---- Records for the task

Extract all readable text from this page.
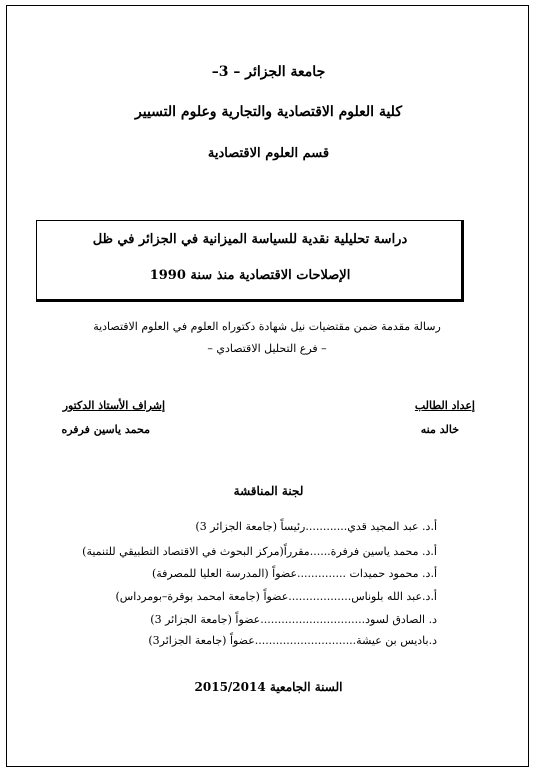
جامعة الجزائر – 3–
كلية العلوم الاقتصادية والتجارية وعلوم التسيير
قسم العلوم الاقتصادية
دراسة تحليلية نقدية للسياسة الميزانية في الجزائر في ظل
الإصلاحات الاقتصادية منذ سنة 1990
رسالة مقدمة ضمن مقتضيات نيل شهادة دكتوراه العلوم في العلوم الاقتصادية
– فرع التحليل الاقتصادي –
إعداد الطالب
خالد منه
إشراف الأستاذ الدكتور
محمد ياسين فرفره
لجنة المناقشة
أ.د. عبد المجيد قدي............رئيساً (جامعة الجزائر 3)
أ.د. محمد ياسين فرفرة......مقرراً(مركز البحوث في الاقتصاد التطبيقي للتنمية)
أ.د. محمود حميدات ..............عضواً (المدرسة العليا للمصرفة)
أ.د.عبد الله بلوناس..................عضواً (جامعة امحمد بوقرة–بومرداس)
د. الصادق لسود..............................عضواً (جامعة الجزائر 3)
د.باديس بن عيشة.............................عضواً (جامعة الجزائر3)
السنة الجامعية 2015/2014
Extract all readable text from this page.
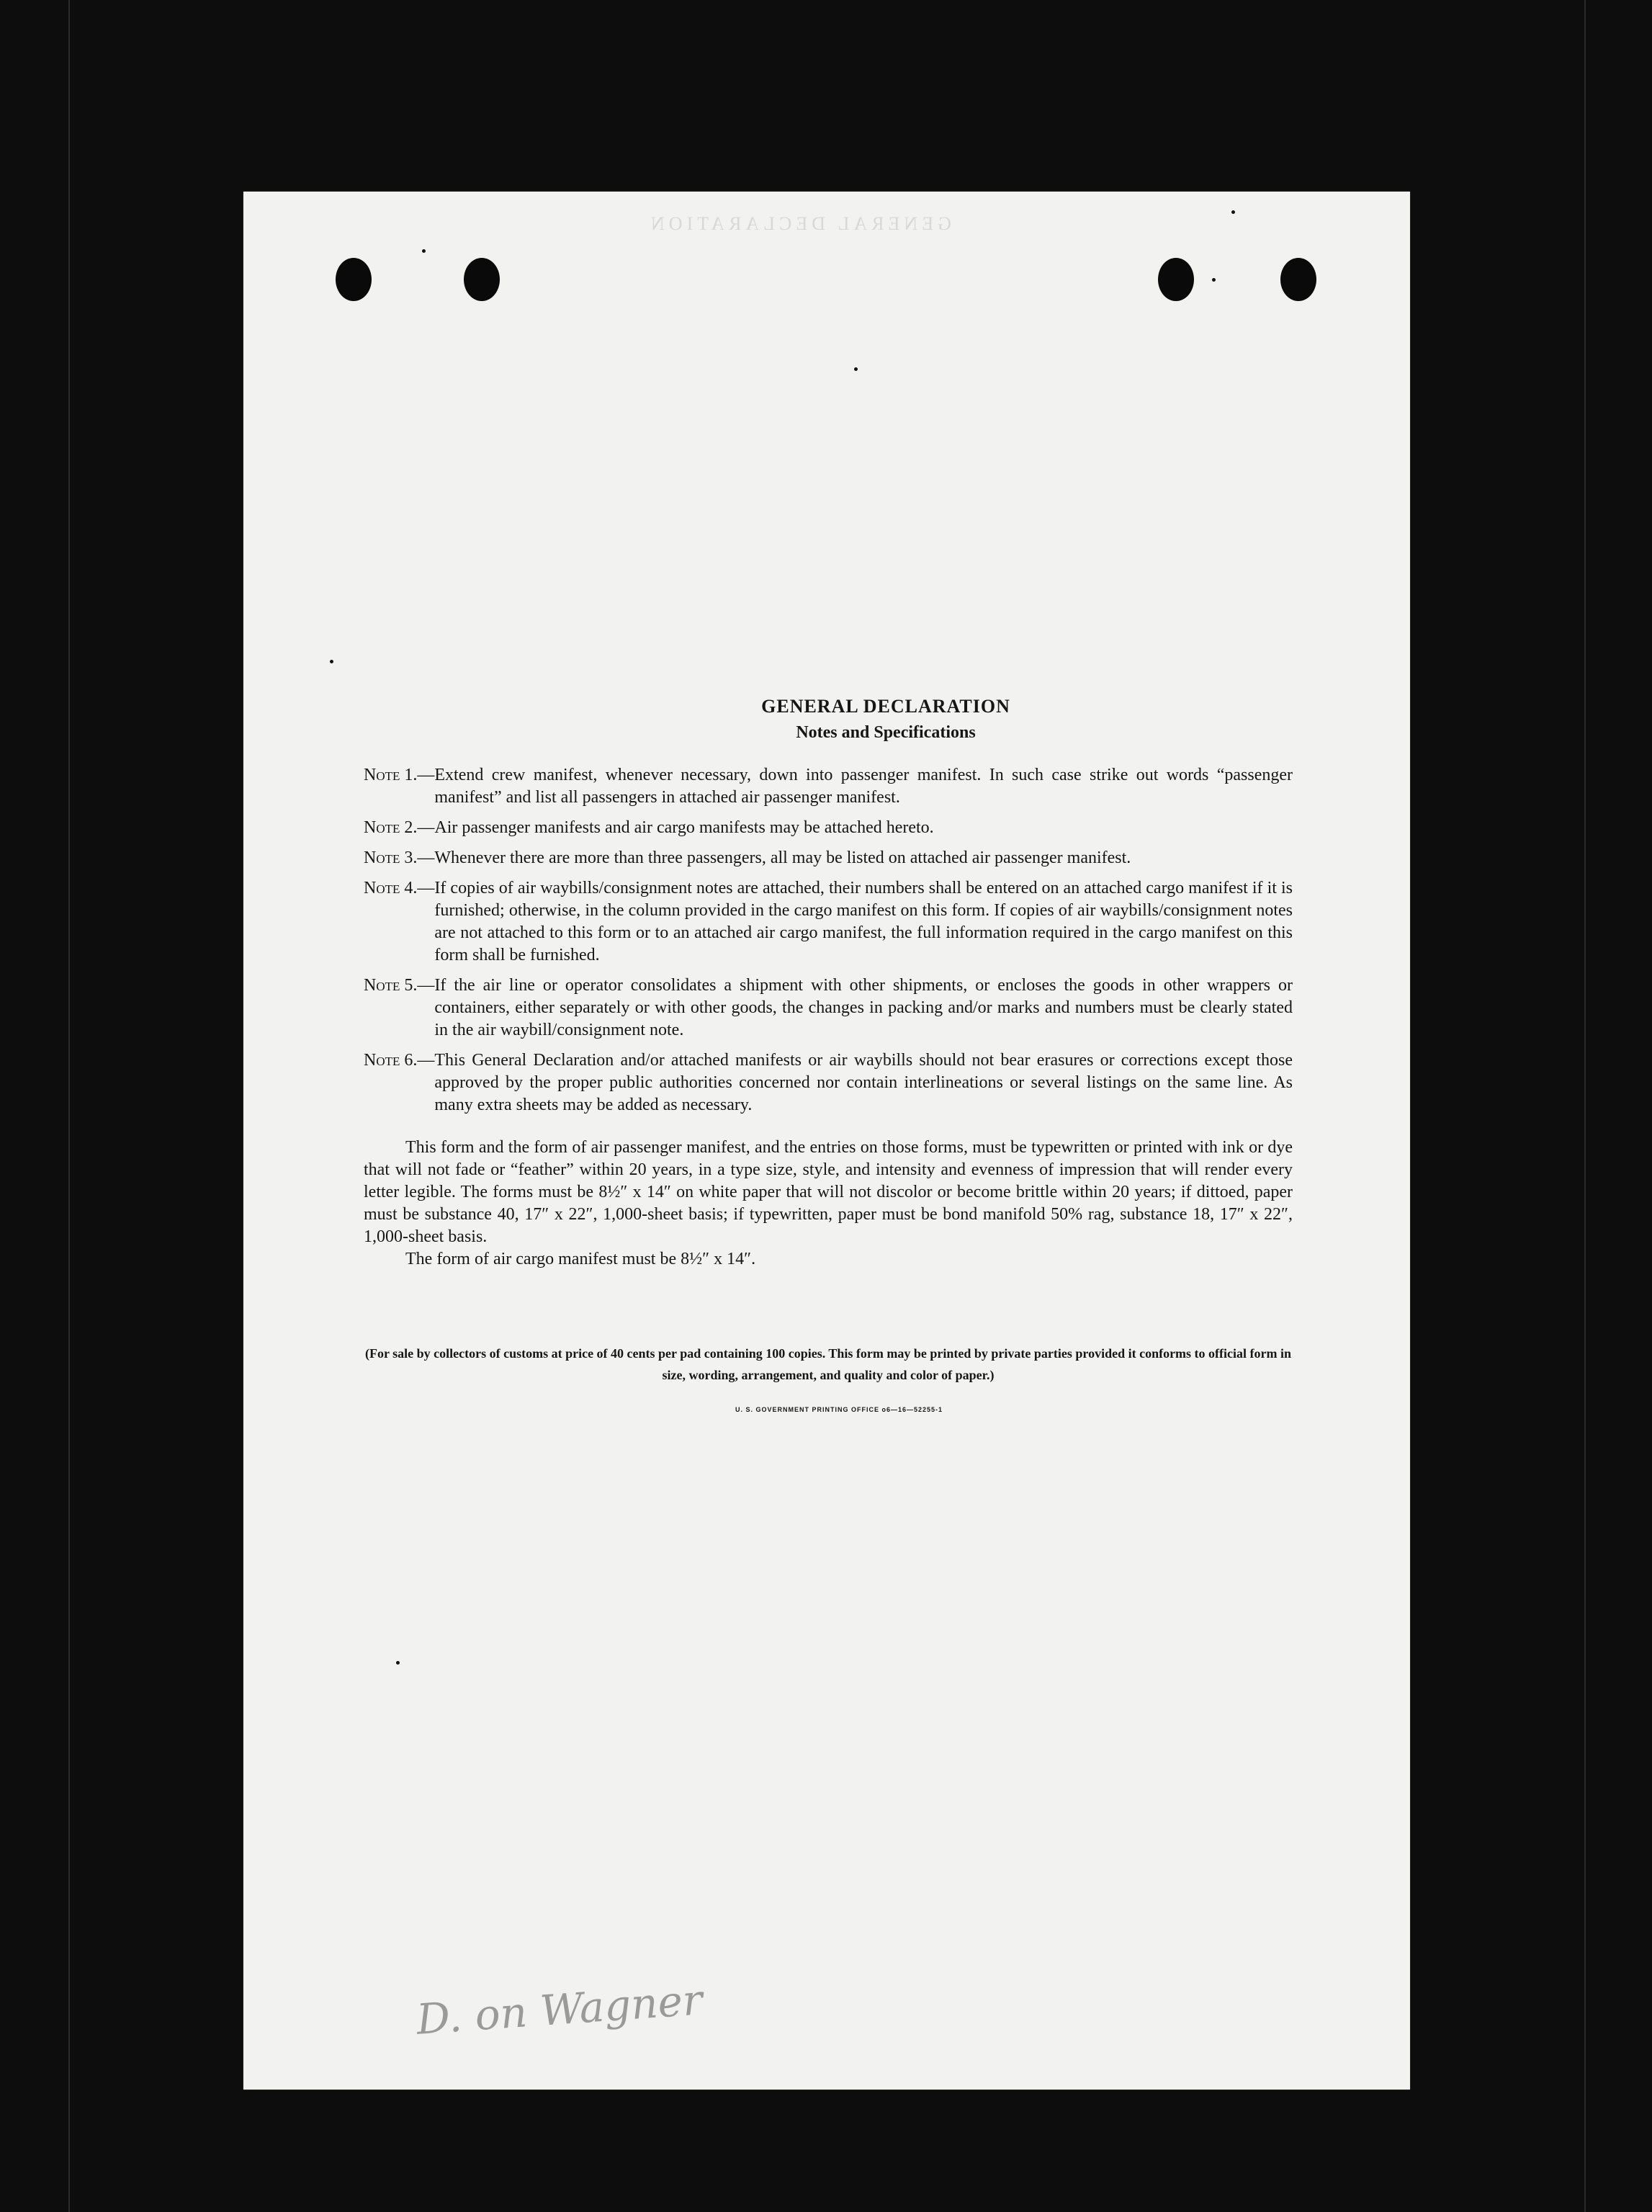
GENERAL DECLARATION
GENERAL DECLARATION
Notes and Specifications
Note 1.— Extend crew manifest, whenever necessary, down into passenger manifest. In such case strike out words “passenger manifest” and list all passengers in attached air passenger manifest.
Note 2.— Air passenger manifests and air cargo manifests may be attached hereto.
Note 3.— Whenever there are more than three passengers, all may be listed on attached air passenger manifest.
Note 4.— If copies of air waybills/consignment notes are attached, their numbers shall be entered on an attached cargo manifest if it is furnished; otherwise, in the column provided in the cargo manifest on this form. If copies of air waybills/consignment notes are not attached to this form or to an attached air cargo manifest, the full information required in the cargo manifest on this form shall be furnished.
Note 5.— If the air line or operator consolidates a shipment with other shipments, or encloses the goods in other wrappers or containers, either separately or with other goods, the changes in packing and/or marks and numbers must be clearly stated in the air waybill/consignment note.
Note 6.— This General Declaration and/or attached manifests or air waybills should not bear erasures or corrections except those approved by the proper public authorities concerned nor contain interlineations or several listings on the same line. As many extra sheets may be added as necessary.
This form and the form of air passenger manifest, and the entries on those forms, must be typewritten or printed with ink or dye that will not fade or “feather” within 20 years, in a type size, style, and intensity and evenness of impression that will render every letter legible. The forms must be 8½″ x 14″ on white paper that will not discolor or become brittle within 20 years; if dittoed, paper must be substance 40, 17″ x 22″, 1,000-sheet basis; if typewritten, paper must be bond manifold 50% rag, substance 18, 17″ x 22″, 1,000-sheet basis.
The form of air cargo manifest must be 8½″ x 14″.
(For sale by collectors of customs at price of 40 cents per pad containing 100 copies. This form may be printed by private parties provided it conforms to official form in size, wording, arrangement, and quality and color of paper.)
U. S. GOVERNMENT PRINTING OFFICE o6—16—52255-1
D. on Wagner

--------

#### [Exercise directions]
For the listing above, identify each line bearing "ياسين".

#### [Result of this task]
محمد ياسين فرفره
أ.د. محمد ياسين فرفرة......مقرراً(مركز البحوث في الاقتصاد التطبيقي للتنمية)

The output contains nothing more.